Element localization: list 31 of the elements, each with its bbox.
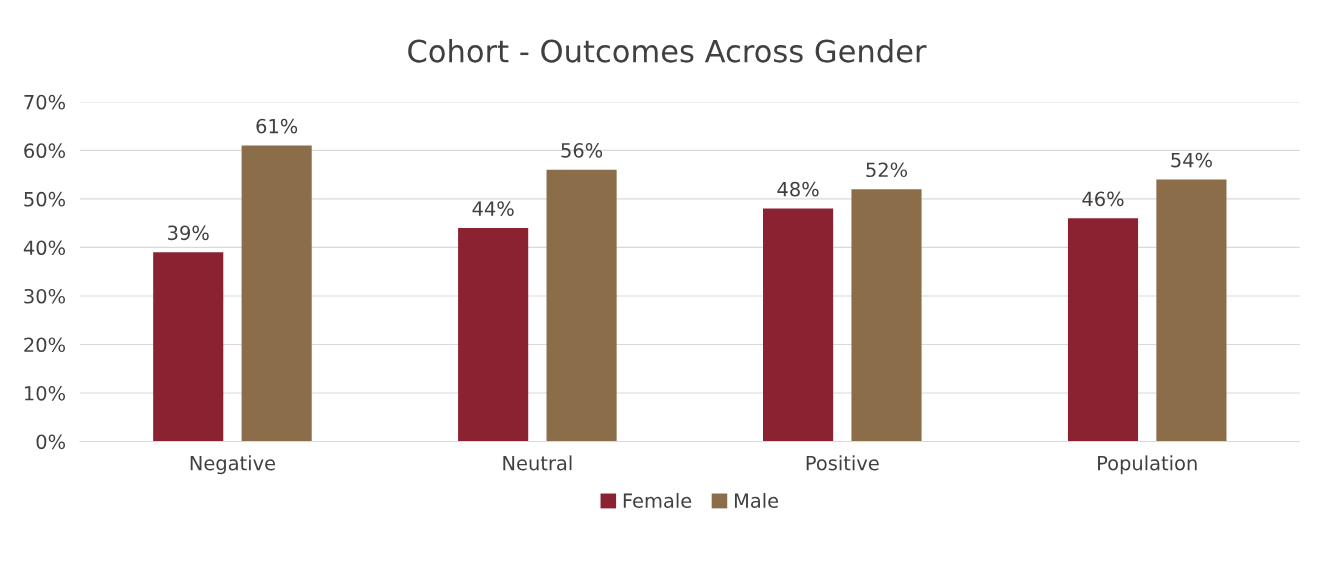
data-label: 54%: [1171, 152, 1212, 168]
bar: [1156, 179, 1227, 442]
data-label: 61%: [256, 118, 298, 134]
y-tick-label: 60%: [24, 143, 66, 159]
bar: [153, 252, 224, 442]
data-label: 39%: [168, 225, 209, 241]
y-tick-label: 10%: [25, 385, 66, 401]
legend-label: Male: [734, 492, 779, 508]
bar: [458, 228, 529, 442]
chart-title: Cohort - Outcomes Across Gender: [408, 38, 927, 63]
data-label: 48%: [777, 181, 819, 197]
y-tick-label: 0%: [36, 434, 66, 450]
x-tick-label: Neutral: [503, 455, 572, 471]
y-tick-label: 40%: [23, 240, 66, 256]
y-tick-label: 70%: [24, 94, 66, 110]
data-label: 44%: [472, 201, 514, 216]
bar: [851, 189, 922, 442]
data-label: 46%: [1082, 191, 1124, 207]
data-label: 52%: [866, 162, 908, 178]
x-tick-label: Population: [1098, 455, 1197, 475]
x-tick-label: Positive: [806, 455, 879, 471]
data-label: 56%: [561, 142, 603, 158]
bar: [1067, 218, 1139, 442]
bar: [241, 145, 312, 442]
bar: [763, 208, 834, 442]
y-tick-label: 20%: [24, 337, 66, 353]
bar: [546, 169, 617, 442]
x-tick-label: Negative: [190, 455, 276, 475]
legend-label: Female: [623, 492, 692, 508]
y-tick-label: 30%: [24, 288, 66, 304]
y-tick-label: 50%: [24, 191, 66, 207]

---

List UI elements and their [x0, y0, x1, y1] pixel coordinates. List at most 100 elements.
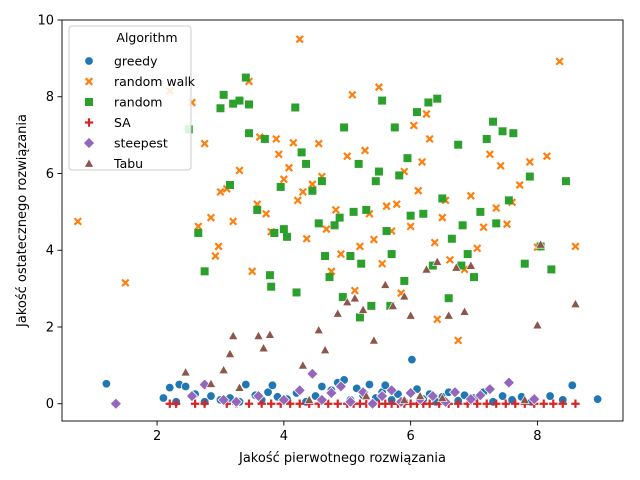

» Aim
Copy out every line above that contains the string "data". Matching is case-sensitive.

» Reply
data-label: 54%: [1171, 152, 1212, 168]
data-label: 61%: [256, 118, 298, 134]
data-label: 39%: [168, 225, 209, 241]
data-label: 48%: [777, 181, 819, 197]
data-label: 44%: [472, 201, 514, 216]
data-label: 46%: [1082, 191, 1124, 207]
data-label: 52%: [866, 162, 908, 178]
data-label: 56%: [561, 142, 603, 158]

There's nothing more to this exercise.